[Collected data]

[START]

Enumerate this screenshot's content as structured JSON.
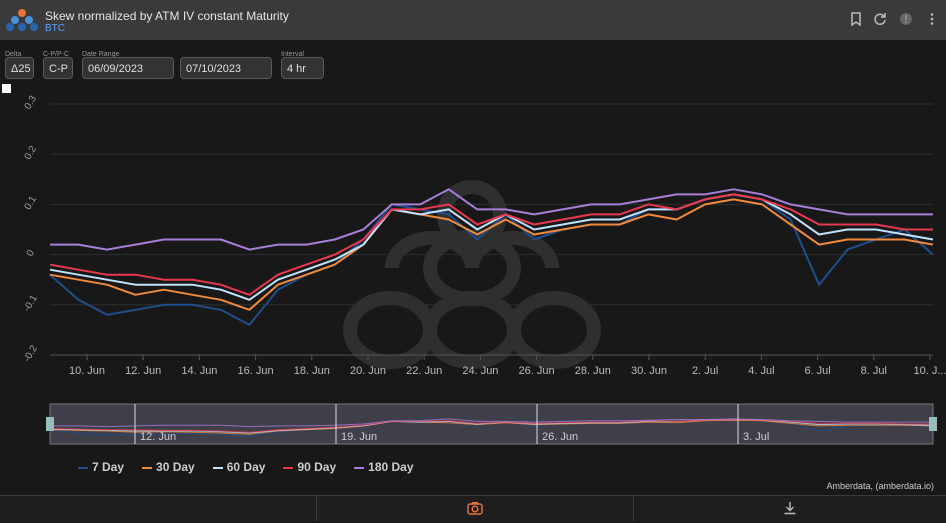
{
  "header": {
    "title": "Skew normalized by ATM IV constant Maturity",
    "subtitle": "BTC"
  },
  "controls": {
    "delta": {
      "label": "Delta",
      "value": "Δ25"
    },
    "type": {
      "label": "C-P/P-C",
      "value": "C-P"
    },
    "date_range": {
      "label": "Date Range",
      "start": "06/09/2023",
      "end": "07/10/2023"
    },
    "interval": {
      "label": "Interval",
      "value": "4 hr"
    }
  },
  "credit": "Amberdata, (amberdata.io)",
  "colors": {
    "7 Day": "#1f4e8c",
    "30 Day": "#f08a3c",
    "60 Day": "#bfe3ff",
    "90 Day": "#e8384f",
    "180 Day": "#a77ed8"
  },
  "chart_data": {
    "type": "line",
    "title": "",
    "xlabel": "",
    "ylabel": "",
    "ylim": [
      -0.2,
      0.3
    ],
    "yticks": [
      "0.3",
      "0.2",
      "0.1",
      "0",
      "-0.1",
      "-0.2"
    ],
    "xticks": [
      "10. Jun",
      "12. Jun",
      "14. Jun",
      "16. Jun",
      "18. Jun",
      "20. Jun",
      "22. Jun",
      "24. Jun",
      "26. Jun",
      "28. Jun",
      "30. Jun",
      "2. Jul",
      "4. Jul",
      "6. Jul",
      "8. Jul",
      "10. J..."
    ],
    "navigator_ticks": [
      "12. Jun",
      "19. Jun",
      "26. Jun",
      "3. Jul"
    ],
    "grid": true,
    "legend": "bottom",
    "x": [
      "2023-06-09",
      "2023-06-10",
      "2023-06-11",
      "2023-06-12",
      "2023-06-13",
      "2023-06-14",
      "2023-06-15",
      "2023-06-16",
      "2023-06-17",
      "2023-06-18",
      "2023-06-19",
      "2023-06-20",
      "2023-06-21",
      "2023-06-22",
      "2023-06-23",
      "2023-06-24",
      "2023-06-25",
      "2023-06-26",
      "2023-06-27",
      "2023-06-28",
      "2023-06-29",
      "2023-06-30",
      "2023-07-01",
      "2023-07-02",
      "2023-07-03",
      "2023-07-04",
      "2023-07-05",
      "2023-07-06",
      "2023-07-07",
      "2023-07-08",
      "2023-07-09",
      "2023-07-10"
    ],
    "series": [
      {
        "name": "7 Day",
        "values": [
          -0.04,
          -0.09,
          -0.12,
          -0.11,
          -0.1,
          -0.1,
          -0.11,
          -0.14,
          -0.07,
          -0.04,
          -0.02,
          0.03,
          0.1,
          0.09,
          0.08,
          0.03,
          0.08,
          0.03,
          0.05,
          0.06,
          0.06,
          0.09,
          0.09,
          0.11,
          0.12,
          0.11,
          0.07,
          -0.06,
          0.01,
          0.03,
          0.05,
          0.0
        ]
      },
      {
        "name": "30 Day",
        "values": [
          -0.04,
          -0.05,
          -0.06,
          -0.08,
          -0.07,
          -0.08,
          -0.09,
          -0.11,
          -0.06,
          -0.04,
          -0.02,
          0.02,
          0.09,
          0.08,
          0.07,
          0.04,
          0.07,
          0.04,
          0.05,
          0.06,
          0.06,
          0.08,
          0.07,
          0.1,
          0.11,
          0.1,
          0.06,
          0.02,
          0.03,
          0.03,
          0.03,
          0.02
        ]
      },
      {
        "name": "60 Day",
        "values": [
          -0.03,
          -0.04,
          -0.05,
          -0.06,
          -0.06,
          -0.06,
          -0.07,
          -0.09,
          -0.05,
          -0.03,
          -0.01,
          0.02,
          0.09,
          0.08,
          0.09,
          0.05,
          0.08,
          0.05,
          0.06,
          0.07,
          0.07,
          0.09,
          0.09,
          0.11,
          0.12,
          0.11,
          0.08,
          0.04,
          0.05,
          0.05,
          0.04,
          0.03
        ]
      },
      {
        "name": "90 Day",
        "values": [
          -0.02,
          -0.03,
          -0.04,
          -0.04,
          -0.05,
          -0.05,
          -0.06,
          -0.08,
          -0.04,
          -0.02,
          0.0,
          0.03,
          0.09,
          0.09,
          0.1,
          0.06,
          0.08,
          0.06,
          0.07,
          0.08,
          0.08,
          0.1,
          0.09,
          0.11,
          0.12,
          0.11,
          0.09,
          0.06,
          0.06,
          0.06,
          0.05,
          0.05
        ]
      },
      {
        "name": "180 Day",
        "values": [
          0.02,
          0.02,
          0.01,
          0.02,
          0.03,
          0.03,
          0.03,
          0.01,
          0.02,
          0.02,
          0.03,
          0.05,
          0.1,
          0.1,
          0.13,
          0.09,
          0.09,
          0.08,
          0.09,
          0.1,
          0.1,
          0.11,
          0.12,
          0.12,
          0.13,
          0.12,
          0.1,
          0.09,
          0.08,
          0.08,
          0.08,
          0.08
        ]
      }
    ]
  }
}
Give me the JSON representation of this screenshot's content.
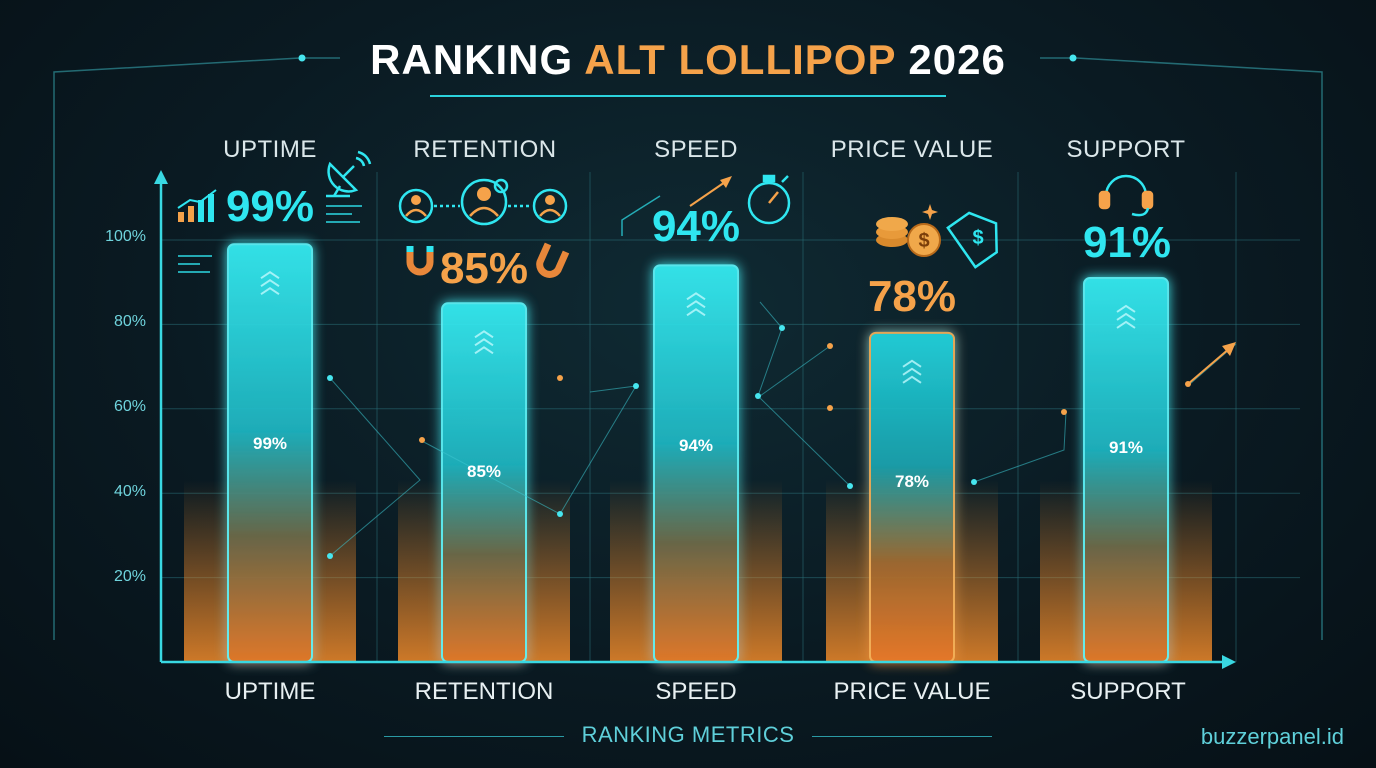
{
  "title": {
    "part1": "RANKING",
    "part2": "ALT LOLLIPOP",
    "part3": "2026"
  },
  "chart_data": {
    "type": "bar",
    "title": "RANKING ALT LOLLIPOP 2026",
    "xlabel": "RANKING METRICS",
    "ylabel": "",
    "ylim": [
      0,
      100
    ],
    "yticks": [
      "20%",
      "40%",
      "60%",
      "80%",
      "100%"
    ],
    "categories": [
      "UPTIME",
      "RETENTION",
      "SPEED",
      "PRICE VALUE",
      "SUPPORT"
    ],
    "values": [
      99,
      85,
      94,
      78,
      91
    ],
    "value_labels": [
      "99%",
      "85%",
      "94%",
      "78%",
      "91%"
    ],
    "grid": true
  },
  "colors": {
    "accent_cyan": "#2fe6f0",
    "accent_orange": "#f5a24a",
    "background": "#0a1a22"
  },
  "icons": [
    "satellite-dish-icon",
    "growth-chart-icon",
    "users-icon",
    "magnet-icon",
    "stopwatch-icon",
    "coins-icon",
    "price-tag-icon",
    "headset-icon"
  ],
  "watermark": "buzzerpanel.id"
}
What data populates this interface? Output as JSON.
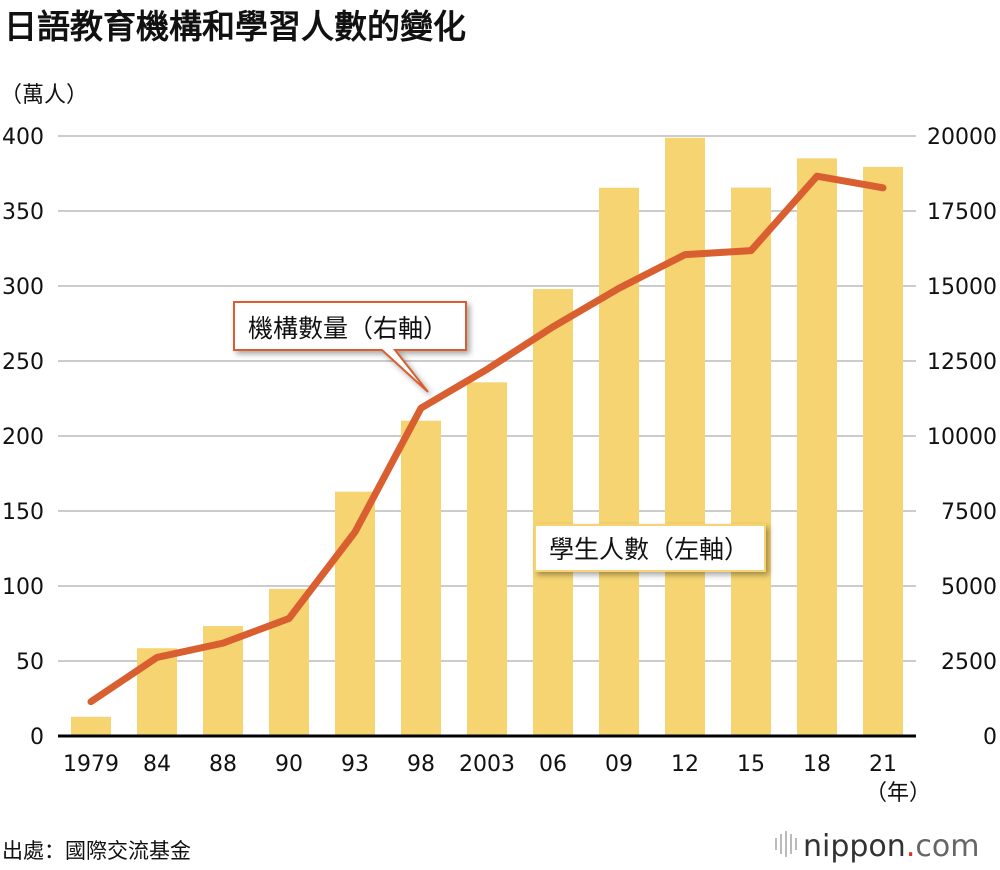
{
  "title": "日語教育機構和學習人數的變化",
  "source": "出處：國際交流基金",
  "logo": "nippon.com",
  "chart_data": {
    "type": "bar+line",
    "title": "日語教育機構和學習人數的變化",
    "left_unit": "（萬人）",
    "x_unit": "（年）",
    "categories": [
      "1979",
      "84",
      "88",
      "90",
      "93",
      "98",
      "2003",
      "06",
      "09",
      "12",
      "15",
      "18",
      "21"
    ],
    "left_axis": {
      "min": 0,
      "max": 400,
      "ticks": [
        0,
        50,
        100,
        150,
        200,
        250,
        300,
        350,
        400
      ]
    },
    "right_axis": {
      "min": 0,
      "max": 20000,
      "ticks": [
        0,
        2500,
        5000,
        7500,
        10000,
        12500,
        15000,
        17500,
        20000
      ]
    },
    "grid": true,
    "series": [
      {
        "name": "學生人數（左軸）",
        "type": "bar",
        "axis": "left",
        "color": "#F6D471",
        "values": [
          12.8,
          58.5,
          73.3,
          98.1,
          162.9,
          210.2,
          235.8,
          298.0,
          365.5,
          398.8,
          365.6,
          385.1,
          379.4
        ]
      },
      {
        "name": "機構數量（右軸）",
        "type": "line",
        "axis": "right",
        "color": "#D95F31",
        "values": [
          1145,
          2620,
          3096,
          3917,
          6800,
          10930,
          12222,
          13639,
          14925,
          16046,
          16179,
          18661,
          18272
        ]
      }
    ]
  }
}
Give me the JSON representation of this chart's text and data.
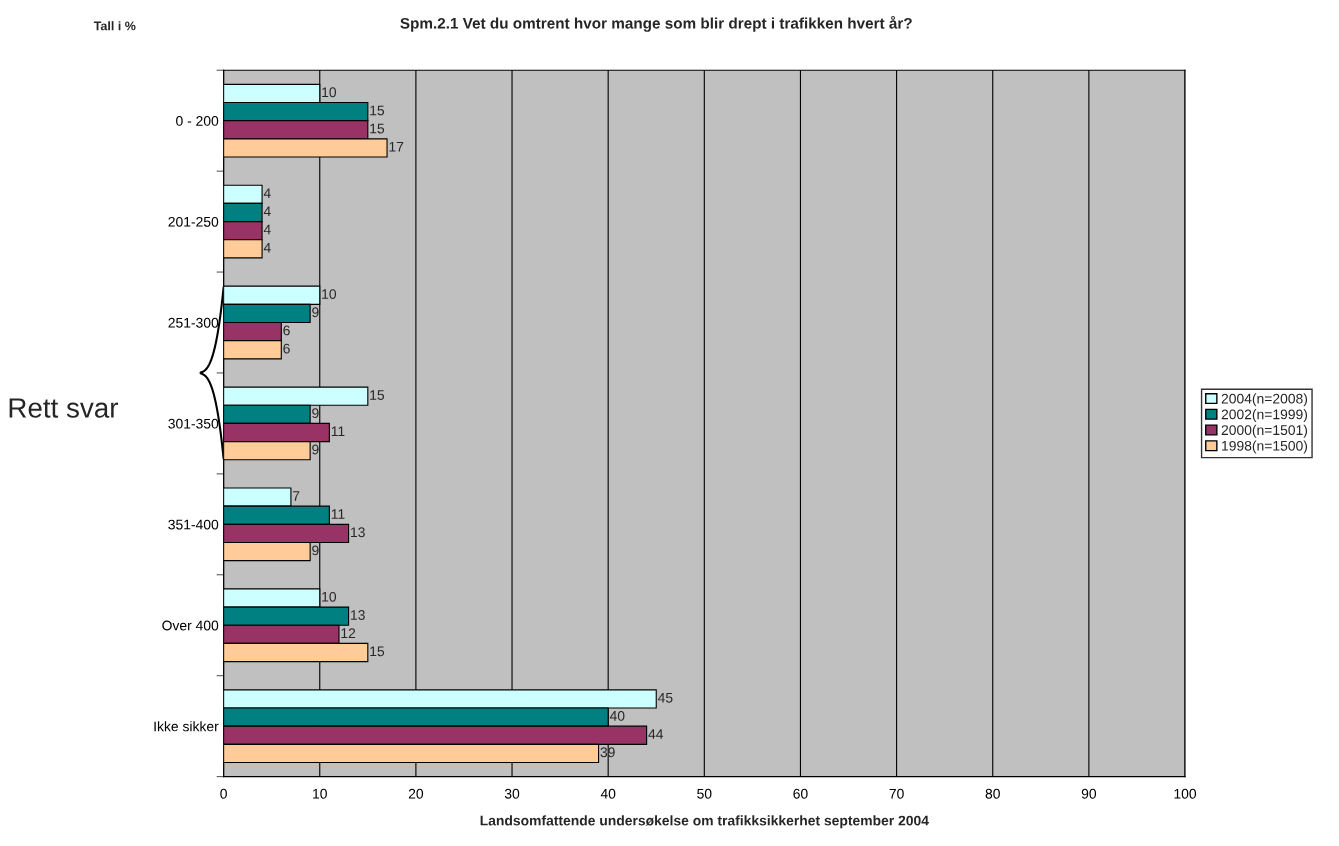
{
  "chart_data": {
    "type": "bar",
    "orientation": "horizontal",
    "title": "Spm.2.1 Vet du omtrent hvor mange som blir drept i trafikken hvert år?",
    "xlabel": "Landsomfattende undersøkelse om trafikksikkerhet september 2004",
    "annotations": [
      "Tall i %",
      "Rett svar"
    ],
    "categories": [
      "0 - 200",
      "201-250",
      "251-300",
      "301-350",
      "351-400",
      "Over 400",
      "Ikke sikker"
    ],
    "series": [
      {
        "name": "2004(n=2008)",
        "color": "#ccffff",
        "values": [
          10,
          4,
          10,
          15,
          7,
          10,
          45
        ]
      },
      {
        "name": "2002(n=1999)",
        "color": "#008080",
        "values": [
          15,
          4,
          9,
          9,
          11,
          13,
          40
        ]
      },
      {
        "name": "2000(n=1501)",
        "color": "#993366",
        "values": [
          15,
          4,
          6,
          11,
          13,
          12,
          44
        ]
      },
      {
        "name": "1998(n=1500)",
        "color": "#ffcc99",
        "values": [
          17,
          4,
          6,
          9,
          9,
          15,
          39
        ]
      }
    ],
    "xlim": [
      0,
      100
    ],
    "xticks": [
      0,
      10,
      20,
      30,
      40,
      50,
      60,
      70,
      80,
      90,
      100
    ],
    "grid": "x",
    "legend": "right",
    "data_labels": true
  }
}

[END]

What to produce: Read through the entries and copy every line that includes "type".

Final result:
    "type": {
    "type": "line",
    "type": "bar",
    "type": "bar+line",
        "type": "bar",
        "type": "line",
    "type": "bar",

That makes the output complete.